■ REQUIREMENTS
Pull out every line in the records below that contains the string "bathroom". The match is case-sensitive.

■ RECORDS
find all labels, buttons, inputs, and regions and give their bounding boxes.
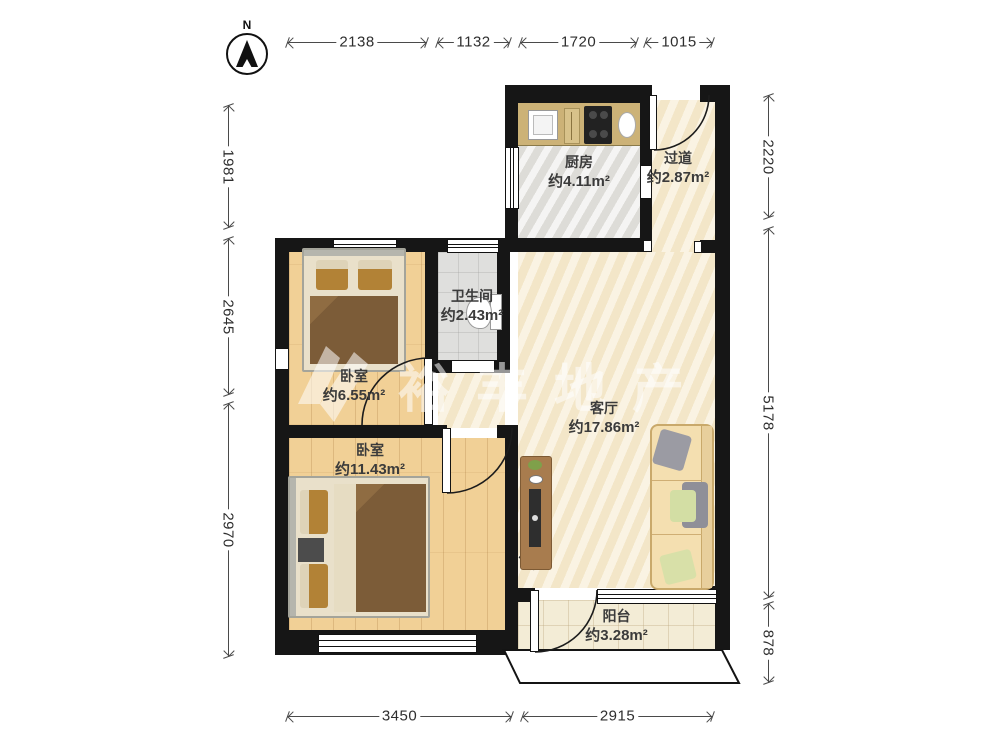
dimension-top-3: 1015 [645,34,713,50]
window-kitchen [505,147,519,209]
wall-end-cap [643,240,652,252]
wall-segment [275,425,447,438]
north-arrow-icon: N [224,18,270,75]
dimension-label: 1132 [453,34,493,51]
window-bathroom [447,239,499,253]
dimension-bottom-1: 2915 [522,708,713,724]
dimension-right-1: 5178 [760,228,776,598]
bedroom-large-area: 约11.43m² [300,460,440,480]
dimension-label: 878 [760,627,777,660]
room-label-balcony: 阳台 约3.28m² [549,606,684,646]
hallway-area: 约2.87m² [638,168,718,188]
sofa-pillow [659,549,697,586]
double-bed-icon [288,476,430,618]
dimension-label: 2915 [597,708,638,725]
dimension-top-1: 1132 [437,34,510,50]
floor-plan: 厨房 约4.11m² 过道 约2.87m² 卫生间 约2.43m² 卧室 约6.… [0,0,1000,750]
wall-end-cap [694,241,702,253]
bedroom-small-area: 约6.55m² [294,386,414,406]
room-label-kitchen: 厨房 约4.11m² [518,152,640,192]
double-bed-icon [302,248,406,372]
window-balcony-sliding [597,589,717,604]
dimension-label: 1720 [558,34,599,51]
dimension-label: 2220 [760,136,777,177]
floor-plan-page: 厨房 约4.11m² 过道 约2.87m² 卫生间 约2.43m² 卧室 约6.… [0,0,1000,750]
stove-icon [584,106,612,144]
vestibule-floor [438,373,505,428]
plant-icon [528,460,542,470]
dimension-label: 2645 [220,296,237,337]
room-label-bedroom-small: 卧室 约6.55m² [294,366,414,406]
living-room-name: 客厅 [539,398,669,418]
wall-segment [505,85,652,103]
bedroom-small-name: 卧室 [294,366,414,386]
bedroom-large-door-leaf [442,428,451,493]
bedroom-large-name: 卧室 [300,440,440,460]
dimension-top-0: 2138 [287,34,427,50]
basin-icon [618,112,636,138]
dimension-label: 2970 [220,509,237,550]
dimension-top-2: 1720 [520,34,637,50]
living-room-area: 约17.86m² [539,418,669,438]
dimension-label: 5178 [760,392,777,433]
kitchen-area: 约4.11m² [518,172,640,192]
room-label-living-room: 客厅 约17.86m² [539,398,669,438]
dimension-label: 3450 [379,708,420,725]
balcony-door-leaf [530,590,539,652]
dimension-right-0: 2220 [760,95,776,218]
window-bedroom-small-left [276,348,288,370]
dimension-bottom-0: 3450 [287,708,512,724]
balcony-3d-wall [504,650,739,683]
dimension-left-1: 2645 [220,238,236,395]
wall-segment [505,425,518,650]
kitchen-name: 厨房 [518,152,640,172]
window-bedroom-large [318,634,477,653]
dimension-label: 1015 [658,34,699,51]
room-label-bedroom-large: 卧室 约11.43m² [300,440,440,480]
entrance-door-leaf [649,95,657,150]
hallway-name: 过道 [638,148,718,168]
bathroom-name: 卫生间 [428,286,516,306]
room-label-bathroom: 卫生间 约2.43m² [428,286,516,326]
dimension-label: 1981 [220,146,237,187]
dimension-label: 2138 [336,34,377,51]
cutting-board-icon [564,108,580,144]
compass-n-label: N [224,18,270,32]
balcony-name: 阳台 [549,606,684,626]
dimension-left-0: 1981 [220,105,236,228]
sofa-cushion [670,490,696,522]
wall-segment [700,240,716,253]
wall-segment [275,238,289,655]
opening-bathroom-door [451,361,495,372]
bedroom-small-door-leaf [424,358,433,425]
dimension-right-2: 878 [760,603,776,683]
balcony-area: 约3.28m² [549,626,684,646]
sofa-icon [650,424,714,590]
compass-ring [226,33,268,75]
sink-icon [528,110,558,140]
dimension-left-2: 2970 [220,403,236,657]
bathroom-area: 约2.43m² [428,306,516,326]
tv-cabinet-icon [520,456,552,570]
room-label-hallway: 过道 约2.87m² [638,148,718,188]
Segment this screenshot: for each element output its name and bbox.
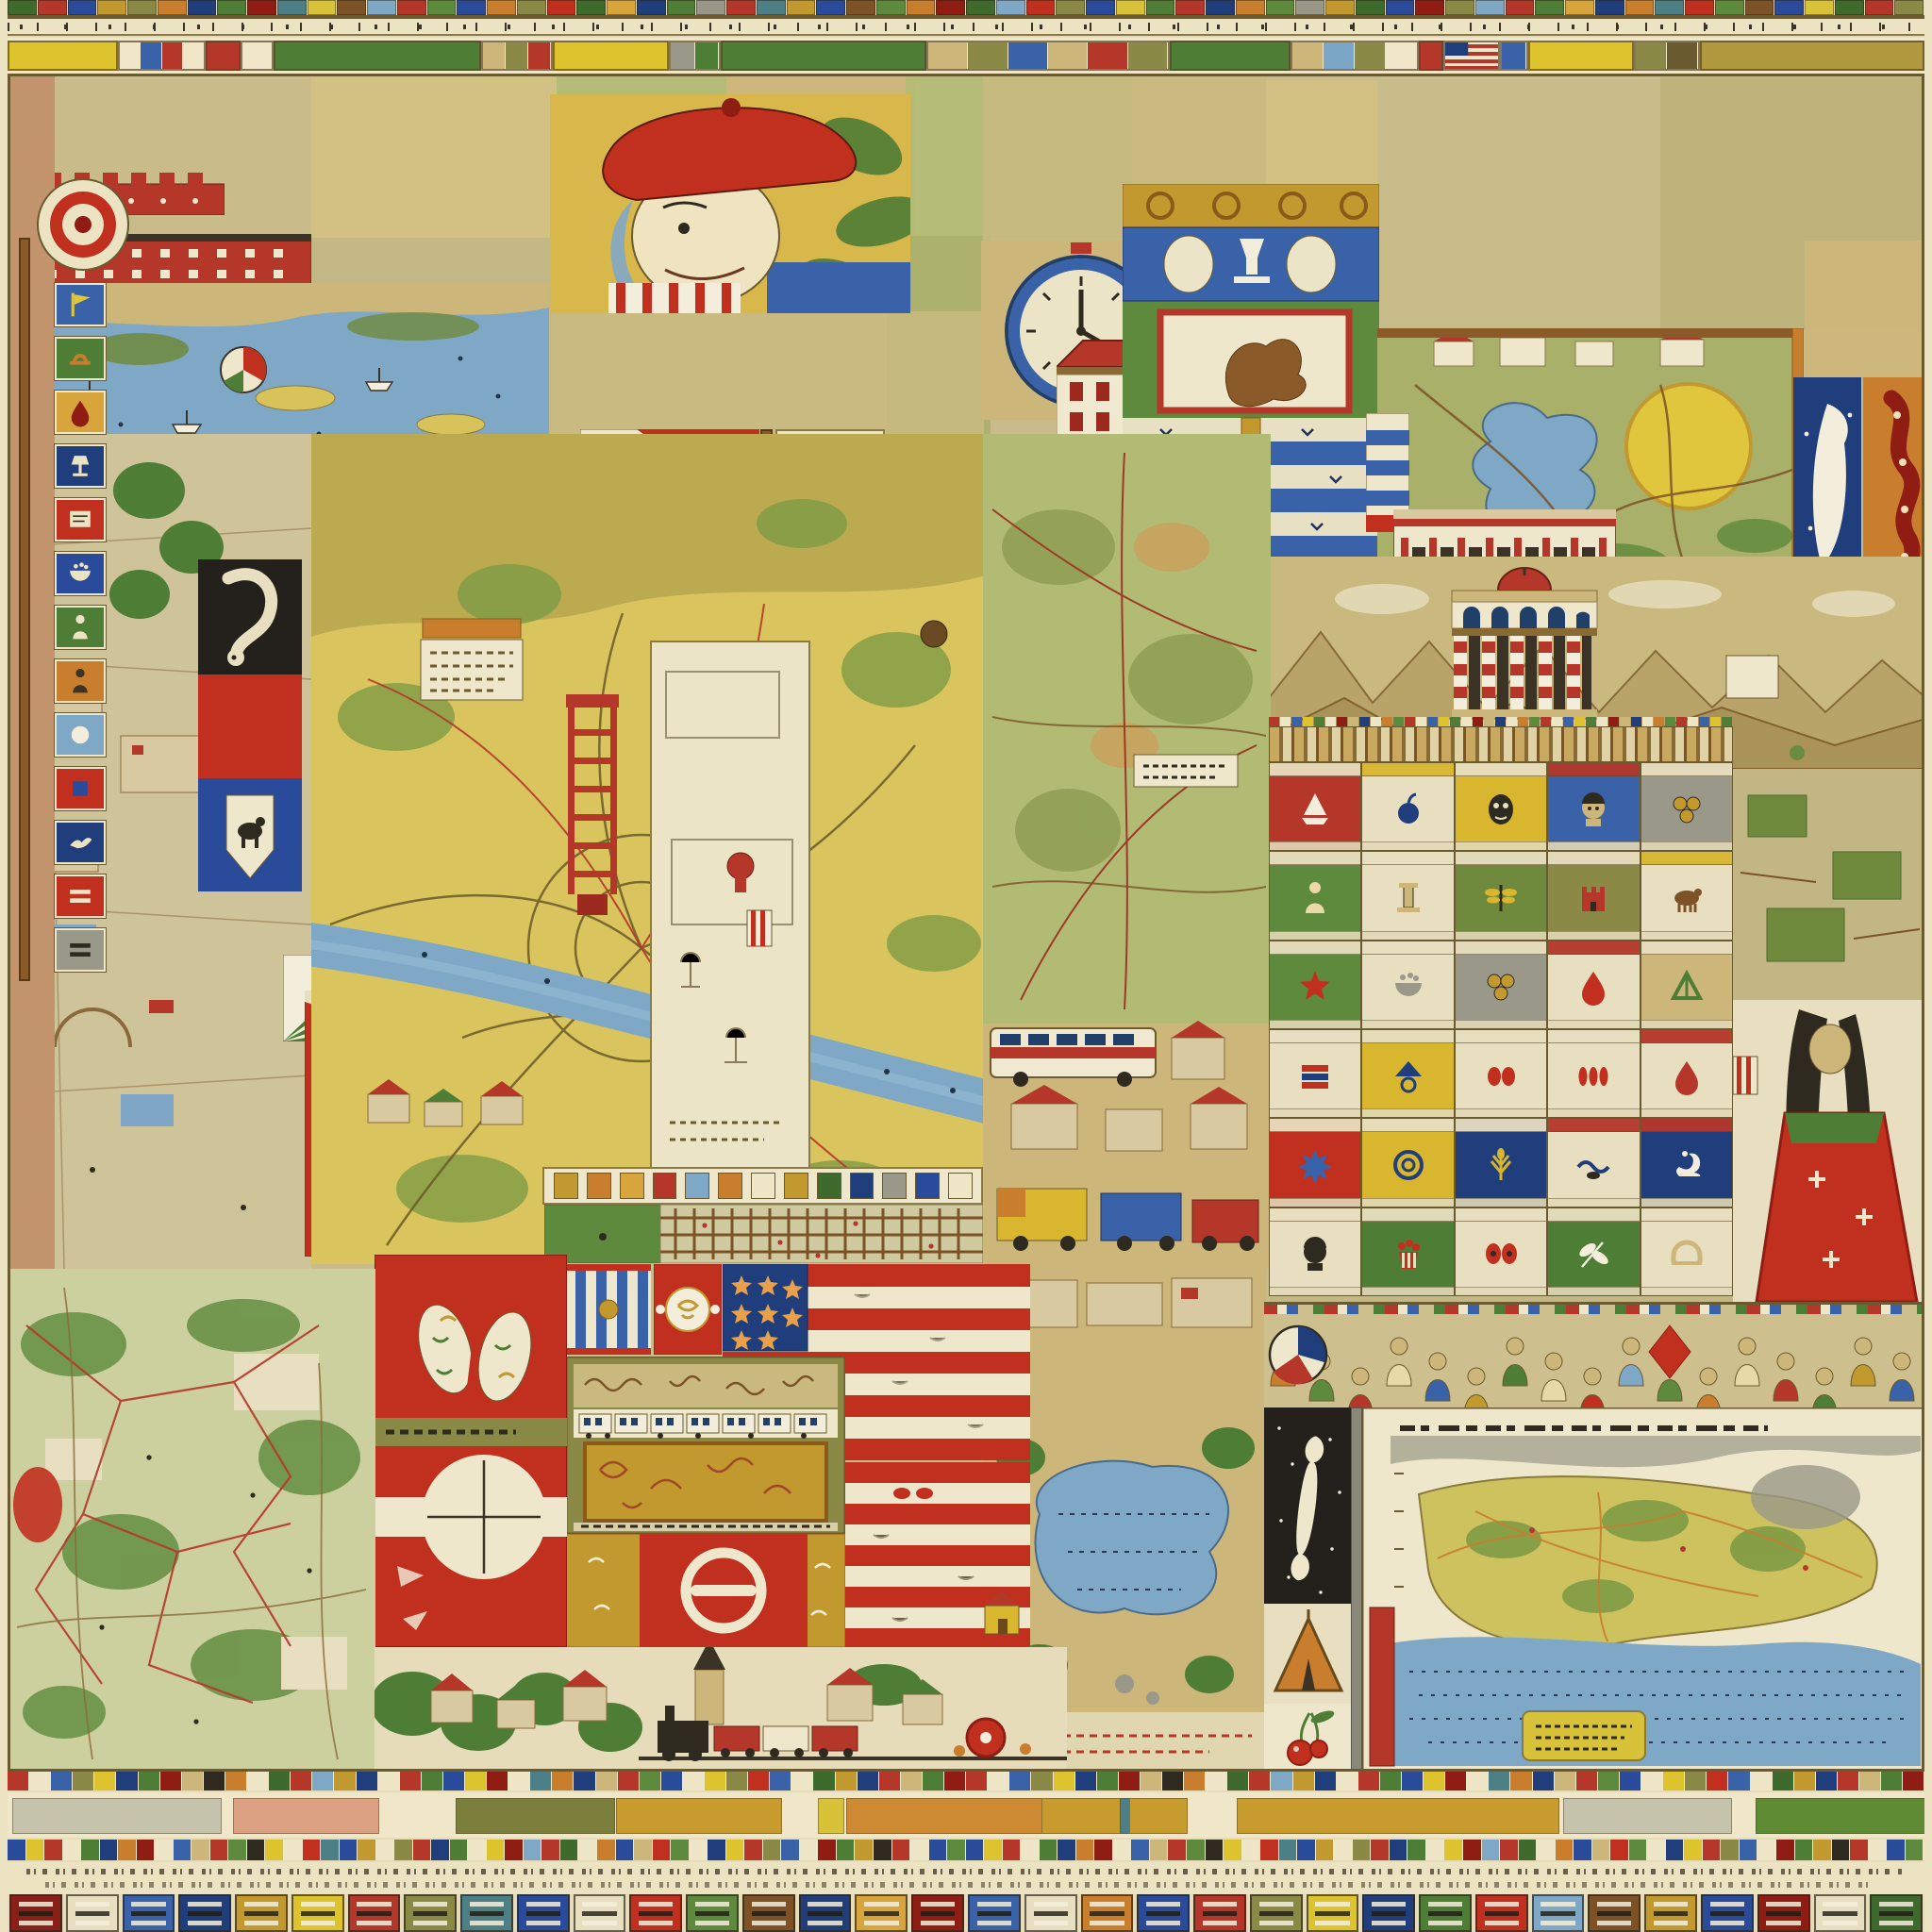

■ RESPONSE TO THE TASK
window-bathroom [447,239,499,253]
bathroom-name: 卫生间 [428,286,516,306]
room-label-bathroom: 卫生间 约2.43m² [428,286,516,326]
opening-bathroom-door [451,361,495,372]
bathroom-area: 约2.43m² [428,306,516,326]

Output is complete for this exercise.